[start of MATERIAL TO PROCESS]

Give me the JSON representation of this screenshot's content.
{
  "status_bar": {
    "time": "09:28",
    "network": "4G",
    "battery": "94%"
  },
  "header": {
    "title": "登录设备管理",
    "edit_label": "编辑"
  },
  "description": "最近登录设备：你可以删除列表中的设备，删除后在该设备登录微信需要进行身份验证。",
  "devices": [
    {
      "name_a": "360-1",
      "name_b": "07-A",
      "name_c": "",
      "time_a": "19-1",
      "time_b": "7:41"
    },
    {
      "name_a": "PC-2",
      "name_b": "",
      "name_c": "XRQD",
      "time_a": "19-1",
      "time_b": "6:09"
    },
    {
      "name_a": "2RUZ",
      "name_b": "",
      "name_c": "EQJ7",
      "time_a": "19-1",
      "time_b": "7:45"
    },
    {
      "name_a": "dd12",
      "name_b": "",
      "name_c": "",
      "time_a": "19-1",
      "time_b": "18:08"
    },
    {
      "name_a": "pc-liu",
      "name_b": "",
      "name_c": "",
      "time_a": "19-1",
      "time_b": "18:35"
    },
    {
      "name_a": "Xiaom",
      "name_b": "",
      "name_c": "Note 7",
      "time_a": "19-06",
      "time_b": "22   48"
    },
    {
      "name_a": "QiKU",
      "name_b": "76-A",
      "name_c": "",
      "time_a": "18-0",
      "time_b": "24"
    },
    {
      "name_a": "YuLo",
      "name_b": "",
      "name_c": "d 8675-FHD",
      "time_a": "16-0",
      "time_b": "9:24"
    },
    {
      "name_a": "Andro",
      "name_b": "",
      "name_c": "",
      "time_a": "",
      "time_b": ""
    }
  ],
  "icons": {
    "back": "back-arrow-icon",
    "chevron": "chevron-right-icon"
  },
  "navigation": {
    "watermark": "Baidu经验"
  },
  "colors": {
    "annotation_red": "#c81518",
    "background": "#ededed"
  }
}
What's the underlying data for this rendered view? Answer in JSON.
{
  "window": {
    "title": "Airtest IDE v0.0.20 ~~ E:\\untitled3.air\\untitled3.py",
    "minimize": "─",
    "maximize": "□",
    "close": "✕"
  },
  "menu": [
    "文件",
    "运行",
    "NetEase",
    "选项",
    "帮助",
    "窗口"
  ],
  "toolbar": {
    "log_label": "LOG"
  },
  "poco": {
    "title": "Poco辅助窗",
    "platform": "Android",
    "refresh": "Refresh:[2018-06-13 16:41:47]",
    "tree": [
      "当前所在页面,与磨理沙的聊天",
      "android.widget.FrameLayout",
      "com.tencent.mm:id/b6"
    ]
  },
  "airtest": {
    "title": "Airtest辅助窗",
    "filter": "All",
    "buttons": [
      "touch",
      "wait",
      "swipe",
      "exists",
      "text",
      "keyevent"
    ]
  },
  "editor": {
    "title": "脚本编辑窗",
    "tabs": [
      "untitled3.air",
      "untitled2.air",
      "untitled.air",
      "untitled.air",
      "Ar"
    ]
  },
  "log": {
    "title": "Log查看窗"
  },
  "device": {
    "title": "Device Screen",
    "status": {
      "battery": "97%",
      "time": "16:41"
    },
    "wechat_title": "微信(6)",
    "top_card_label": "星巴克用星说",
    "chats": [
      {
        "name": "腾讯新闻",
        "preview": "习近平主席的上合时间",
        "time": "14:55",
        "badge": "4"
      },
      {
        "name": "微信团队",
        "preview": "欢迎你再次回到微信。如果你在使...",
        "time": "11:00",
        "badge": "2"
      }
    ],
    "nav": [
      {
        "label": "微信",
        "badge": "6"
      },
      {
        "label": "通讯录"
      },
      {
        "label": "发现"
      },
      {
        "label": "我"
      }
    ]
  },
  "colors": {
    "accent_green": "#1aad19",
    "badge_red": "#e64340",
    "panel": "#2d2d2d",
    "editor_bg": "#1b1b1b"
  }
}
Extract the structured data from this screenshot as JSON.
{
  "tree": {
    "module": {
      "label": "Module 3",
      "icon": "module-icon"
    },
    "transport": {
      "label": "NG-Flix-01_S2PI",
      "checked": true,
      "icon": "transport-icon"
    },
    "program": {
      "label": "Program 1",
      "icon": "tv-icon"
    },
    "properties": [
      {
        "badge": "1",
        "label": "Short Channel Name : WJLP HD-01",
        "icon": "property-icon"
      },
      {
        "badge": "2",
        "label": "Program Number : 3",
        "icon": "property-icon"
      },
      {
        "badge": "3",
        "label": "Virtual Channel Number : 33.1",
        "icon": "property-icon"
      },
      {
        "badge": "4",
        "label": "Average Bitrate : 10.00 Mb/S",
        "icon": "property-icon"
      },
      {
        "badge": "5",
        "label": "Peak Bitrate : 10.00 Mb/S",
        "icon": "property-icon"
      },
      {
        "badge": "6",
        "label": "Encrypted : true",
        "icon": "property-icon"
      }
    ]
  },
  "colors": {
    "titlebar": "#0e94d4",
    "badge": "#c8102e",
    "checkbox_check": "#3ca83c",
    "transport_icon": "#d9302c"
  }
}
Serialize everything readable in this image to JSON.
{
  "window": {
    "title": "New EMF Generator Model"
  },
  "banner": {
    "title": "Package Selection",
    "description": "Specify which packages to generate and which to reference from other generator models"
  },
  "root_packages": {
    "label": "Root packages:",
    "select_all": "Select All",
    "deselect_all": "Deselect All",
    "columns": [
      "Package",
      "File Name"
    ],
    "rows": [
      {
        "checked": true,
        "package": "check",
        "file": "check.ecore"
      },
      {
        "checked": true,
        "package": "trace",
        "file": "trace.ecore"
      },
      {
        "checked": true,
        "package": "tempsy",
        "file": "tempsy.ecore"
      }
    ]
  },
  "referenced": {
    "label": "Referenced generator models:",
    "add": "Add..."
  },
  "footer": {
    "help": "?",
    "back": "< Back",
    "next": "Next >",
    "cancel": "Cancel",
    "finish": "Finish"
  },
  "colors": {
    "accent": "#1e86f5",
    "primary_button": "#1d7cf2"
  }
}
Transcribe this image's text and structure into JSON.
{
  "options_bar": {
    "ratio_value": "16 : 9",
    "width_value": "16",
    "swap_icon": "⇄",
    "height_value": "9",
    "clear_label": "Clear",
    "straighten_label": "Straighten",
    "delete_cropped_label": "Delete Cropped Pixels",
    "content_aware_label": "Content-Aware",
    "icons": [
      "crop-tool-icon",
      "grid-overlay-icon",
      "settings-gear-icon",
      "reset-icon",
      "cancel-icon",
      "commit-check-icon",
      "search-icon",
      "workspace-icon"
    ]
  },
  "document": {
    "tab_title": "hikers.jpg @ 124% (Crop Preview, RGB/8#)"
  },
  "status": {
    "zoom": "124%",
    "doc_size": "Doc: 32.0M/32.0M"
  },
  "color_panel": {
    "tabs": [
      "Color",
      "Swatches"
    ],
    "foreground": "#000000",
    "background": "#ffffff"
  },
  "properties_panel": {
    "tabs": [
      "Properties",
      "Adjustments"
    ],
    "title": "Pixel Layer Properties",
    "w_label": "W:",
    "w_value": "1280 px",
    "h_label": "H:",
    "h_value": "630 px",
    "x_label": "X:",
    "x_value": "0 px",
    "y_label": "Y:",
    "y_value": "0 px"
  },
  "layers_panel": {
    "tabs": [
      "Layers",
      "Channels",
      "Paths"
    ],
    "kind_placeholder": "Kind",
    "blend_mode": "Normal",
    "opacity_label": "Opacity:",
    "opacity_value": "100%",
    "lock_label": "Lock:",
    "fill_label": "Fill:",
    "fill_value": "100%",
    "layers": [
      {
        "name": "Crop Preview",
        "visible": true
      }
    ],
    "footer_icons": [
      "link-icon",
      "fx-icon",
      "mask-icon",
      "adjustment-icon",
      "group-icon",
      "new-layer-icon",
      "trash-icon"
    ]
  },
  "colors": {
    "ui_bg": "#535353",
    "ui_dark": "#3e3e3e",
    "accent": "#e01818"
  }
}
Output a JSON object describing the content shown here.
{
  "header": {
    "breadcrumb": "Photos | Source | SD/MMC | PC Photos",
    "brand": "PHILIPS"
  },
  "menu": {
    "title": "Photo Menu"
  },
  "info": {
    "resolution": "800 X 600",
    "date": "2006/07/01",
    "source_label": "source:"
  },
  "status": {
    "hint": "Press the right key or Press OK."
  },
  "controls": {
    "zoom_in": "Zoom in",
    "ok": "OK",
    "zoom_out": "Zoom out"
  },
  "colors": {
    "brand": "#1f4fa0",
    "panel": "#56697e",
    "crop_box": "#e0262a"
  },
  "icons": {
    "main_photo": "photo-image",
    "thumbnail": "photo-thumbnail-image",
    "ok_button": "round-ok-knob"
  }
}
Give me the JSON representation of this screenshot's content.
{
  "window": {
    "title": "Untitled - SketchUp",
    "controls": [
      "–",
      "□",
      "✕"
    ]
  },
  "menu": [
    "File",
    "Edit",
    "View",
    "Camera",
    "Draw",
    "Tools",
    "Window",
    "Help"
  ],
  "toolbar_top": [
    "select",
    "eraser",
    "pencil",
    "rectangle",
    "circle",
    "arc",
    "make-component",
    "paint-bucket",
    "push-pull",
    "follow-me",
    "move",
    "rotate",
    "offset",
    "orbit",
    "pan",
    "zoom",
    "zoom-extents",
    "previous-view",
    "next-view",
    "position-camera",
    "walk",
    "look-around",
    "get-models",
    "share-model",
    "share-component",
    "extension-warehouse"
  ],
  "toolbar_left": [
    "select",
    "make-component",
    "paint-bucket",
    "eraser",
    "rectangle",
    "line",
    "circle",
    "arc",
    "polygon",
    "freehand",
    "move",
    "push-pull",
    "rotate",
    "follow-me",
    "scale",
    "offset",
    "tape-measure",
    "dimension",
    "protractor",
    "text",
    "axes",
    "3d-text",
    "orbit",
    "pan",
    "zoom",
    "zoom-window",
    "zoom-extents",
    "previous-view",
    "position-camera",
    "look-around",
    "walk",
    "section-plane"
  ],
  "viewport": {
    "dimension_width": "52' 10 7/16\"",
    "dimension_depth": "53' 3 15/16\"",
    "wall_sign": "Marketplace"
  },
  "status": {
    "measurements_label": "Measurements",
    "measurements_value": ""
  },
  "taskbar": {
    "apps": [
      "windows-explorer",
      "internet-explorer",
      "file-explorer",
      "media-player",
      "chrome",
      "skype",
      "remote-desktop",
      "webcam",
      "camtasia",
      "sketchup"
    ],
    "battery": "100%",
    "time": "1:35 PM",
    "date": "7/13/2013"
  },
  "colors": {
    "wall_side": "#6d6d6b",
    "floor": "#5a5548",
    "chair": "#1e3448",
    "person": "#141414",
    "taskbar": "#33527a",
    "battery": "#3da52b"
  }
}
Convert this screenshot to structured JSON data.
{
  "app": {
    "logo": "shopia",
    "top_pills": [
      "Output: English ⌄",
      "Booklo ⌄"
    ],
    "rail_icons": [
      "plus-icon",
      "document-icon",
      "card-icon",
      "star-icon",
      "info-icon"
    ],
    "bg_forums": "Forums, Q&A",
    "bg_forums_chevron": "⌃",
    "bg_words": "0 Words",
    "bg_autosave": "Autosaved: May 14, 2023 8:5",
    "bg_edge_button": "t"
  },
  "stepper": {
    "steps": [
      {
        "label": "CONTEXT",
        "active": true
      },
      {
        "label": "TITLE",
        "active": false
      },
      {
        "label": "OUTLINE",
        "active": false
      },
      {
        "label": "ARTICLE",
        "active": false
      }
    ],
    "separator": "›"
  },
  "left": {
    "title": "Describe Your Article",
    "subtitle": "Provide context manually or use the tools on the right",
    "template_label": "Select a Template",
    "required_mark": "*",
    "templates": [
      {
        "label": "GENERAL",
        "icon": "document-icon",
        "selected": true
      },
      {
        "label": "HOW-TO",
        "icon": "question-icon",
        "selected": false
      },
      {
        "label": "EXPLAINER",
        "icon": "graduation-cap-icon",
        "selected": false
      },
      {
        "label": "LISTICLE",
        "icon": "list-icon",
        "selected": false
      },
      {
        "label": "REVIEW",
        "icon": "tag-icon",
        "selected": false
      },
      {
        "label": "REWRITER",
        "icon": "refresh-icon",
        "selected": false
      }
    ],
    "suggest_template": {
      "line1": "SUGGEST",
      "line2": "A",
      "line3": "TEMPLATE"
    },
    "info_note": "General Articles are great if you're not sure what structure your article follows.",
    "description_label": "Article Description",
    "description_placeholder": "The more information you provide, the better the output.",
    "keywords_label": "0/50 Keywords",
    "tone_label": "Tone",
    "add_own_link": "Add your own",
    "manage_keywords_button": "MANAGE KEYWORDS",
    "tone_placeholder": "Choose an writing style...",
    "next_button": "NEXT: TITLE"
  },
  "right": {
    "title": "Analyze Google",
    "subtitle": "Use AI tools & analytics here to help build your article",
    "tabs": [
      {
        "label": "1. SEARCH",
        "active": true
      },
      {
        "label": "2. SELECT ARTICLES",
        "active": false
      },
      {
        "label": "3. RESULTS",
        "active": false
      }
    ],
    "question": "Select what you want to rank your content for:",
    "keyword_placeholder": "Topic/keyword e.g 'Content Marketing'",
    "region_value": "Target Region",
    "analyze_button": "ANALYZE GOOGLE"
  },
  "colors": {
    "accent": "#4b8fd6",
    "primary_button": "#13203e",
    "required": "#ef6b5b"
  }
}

[end of MATERIAL TO PROCESS]

WHAT TO WORK ON
From the listing above, copy every line that holds the string "Bitrate".

FULL SOLUTION
        "label": "Average Bitrate : 10.00 Mb/S",
        "label": "Peak Bitrate : 10.00 Mb/S",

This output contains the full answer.